## What you will do
Give the material once more, word for word, without any images.

## Recorded data
☆ ☆ ☆ ☆ ☆ ☆ ☆
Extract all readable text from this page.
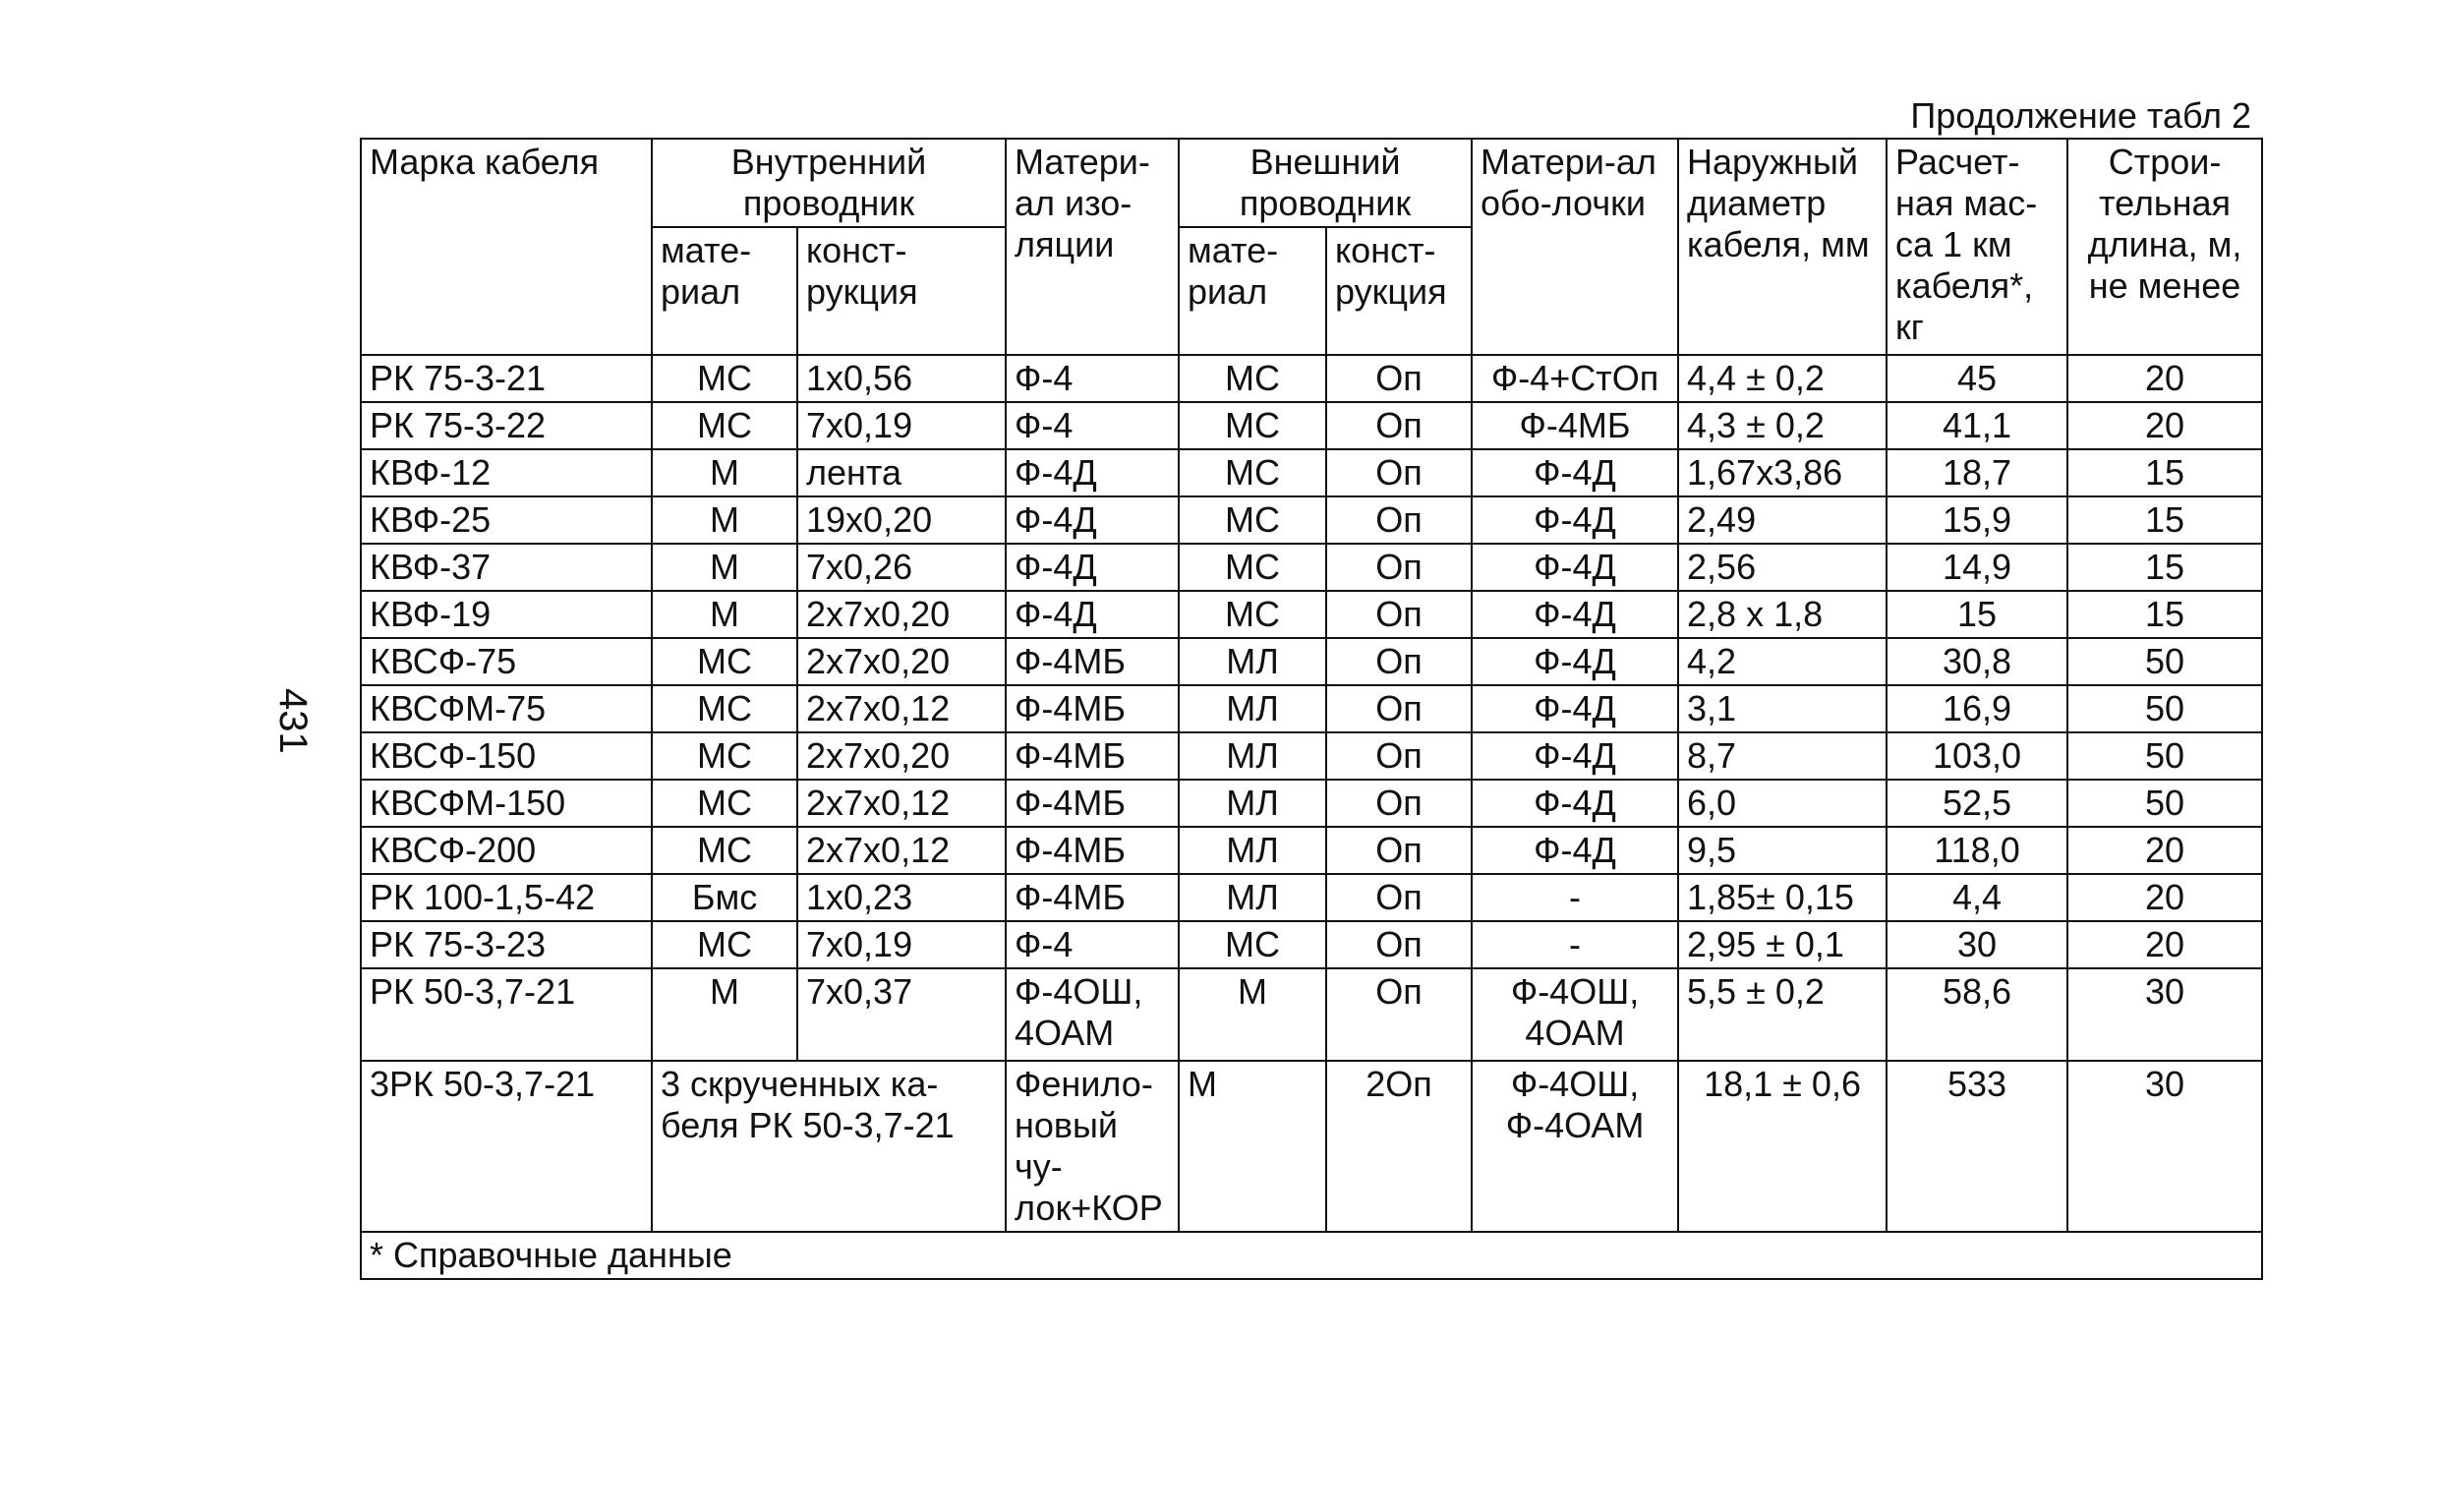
431
Продолжение табл 2
Марка кабеля	Внутренний проводник		Матери-ал изо-ляции	Внешний проводник		Матери-ал обо-лочки	Наружный диаметр кабеля, мм	Расчет-ная мас-са 1 км кабеля*, кг	Строи-тельная длина, м, не менее
	мате-риал	конст-рукция		мате-риал	конст-рукция				
РК 75-3-21	МС	1х0,56	Ф-4	МС	Оп	Ф-4+СтОп	4,4 ± 0,2	45	20
РК 75-3-22	МС	7х0,19	Ф-4	МС	Оп	Ф-4МБ	4,3 ± 0,2	41,1	20
КВФ-12	М	лента	Ф-4Д	МС	Оп	Ф-4Д	1,67х3,86	18,7	15
КВФ-25	М	19х0,20	Ф-4Д	МС	Оп	Ф-4Д	2,49	15,9	15
КВФ-37	М	7х0,26	Ф-4Д	МС	Оп	Ф-4Д	2,56	14,9	15
КВФ-19	М	2х7х0,20	Ф-4Д	МС	Оп	Ф-4Д	2,8 х 1,8	15	15
КВСФ-75	МС	2х7х0,20	Ф-4МБ	МЛ	Оп	Ф-4Д	4,2	30,8	50
КВСФМ-75	МС	2х7х0,12	Ф-4МБ	МЛ	Оп	Ф-4Д	3,1	16,9	50
КВСФ-150	МС	2х7х0,20	Ф-4МБ	МЛ	Оп	Ф-4Д	8,7	103,0	50
КВСФМ-150	МС	2х7х0,12	Ф-4МБ	МЛ	Оп	Ф-4Д	6,0	52,5	50
КВСФ-200	МС	2х7х0,12	Ф-4МБ	МЛ	Оп	Ф-4Д	9,5	118,0	20
РК 100-1,5-42	Бмс	1х0,23	Ф-4МБ	МЛ	Оп	-	1,85± 0,15	4,4	20
РК 75-3-23	МС	7х0,19	Ф-4	МС	Оп	-	2,95 ± 0,1	30	20
РК 50-3,7-21	М	7х0,37	Ф-4ОШ, 4ОАМ	М	Оп	Ф-4ОШ, 4ОАМ	5,5 ± 0,2	58,6	30
3РК 50-3,7-21	3 скрученных ка-беля РК 50-3,7-21		Фенило-новый чу-лок+КОР	М	2Оп	Ф-4ОШ, Ф-4ОАМ	18,1 ± 0,6	533	30
* Справочные данные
☆ ☆ ☆ ☆ ☆ ☆ ☆
## Result below
Extract all readable text from this page.
431
Продолжение табл 2
Марка кабеля	Внутренний проводник		Матери-ал изо-ляции	Внешний проводник		Матери-ал обо-лочки	Наружный диаметр кабеля, мм	Расчет-ная мас-са 1 км кабеля*, кг	Строи-тельная длина, м, не менее
	мате-риал	конст-рукция		мате-риал	конст-рукция				
РК 75-3-21	МС	1х0,56	Ф-4	МС	Оп	Ф-4+СтОп	4,4 ± 0,2	45	20
РК 75-3-22	МС	7х0,19	Ф-4	МС	Оп	Ф-4МБ	4,3 ± 0,2	41,1	20
КВФ-12	М	лента	Ф-4Д	МС	Оп	Ф-4Д	1,67х3,86	18,7	15
КВФ-25	М	19х0,20	Ф-4Д	МС	Оп	Ф-4Д	2,49	15,9	15
КВФ-37	М	7х0,26	Ф-4Д	МС	Оп	Ф-4Д	2,56	14,9	15
КВФ-19	М	2х7х0,20	Ф-4Д	МС	Оп	Ф-4Д	2,8 х 1,8	15	15
КВСФ-75	МС	2х7х0,20	Ф-4МБ	МЛ	Оп	Ф-4Д	4,2	30,8	50
КВСФМ-75	МС	2х7х0,12	Ф-4МБ	МЛ	Оп	Ф-4Д	3,1	16,9	50
КВСФ-150	МС	2х7х0,20	Ф-4МБ	МЛ	Оп	Ф-4Д	8,7	103,0	50
КВСФМ-150	МС	2х7х0,12	Ф-4МБ	МЛ	Оп	Ф-4Д	6,0	52,5	50
КВСФ-200	МС	2х7х0,12	Ф-4МБ	МЛ	Оп	Ф-4Д	9,5	118,0	20
РК 100-1,5-42	Бмс	1х0,23	Ф-4МБ	МЛ	Оп	-	1,85± 0,15	4,4	20
РК 75-3-23	МС	7х0,19	Ф-4	МС	Оп	-	2,95 ± 0,1	30	20
РК 50-3,7-21	М	7х0,37	Ф-4ОШ, 4ОАМ	М	Оп	Ф-4ОШ, 4ОАМ	5,5 ± 0,2	58,6	30
3РК 50-3,7-21	3 скрученных ка-беля РК 50-3,7-21		Фенило-новый чу-лок+КОР	М	2Оп	Ф-4ОШ, Ф-4ОАМ	18,1 ± 0,6	533	30
* Справочные данные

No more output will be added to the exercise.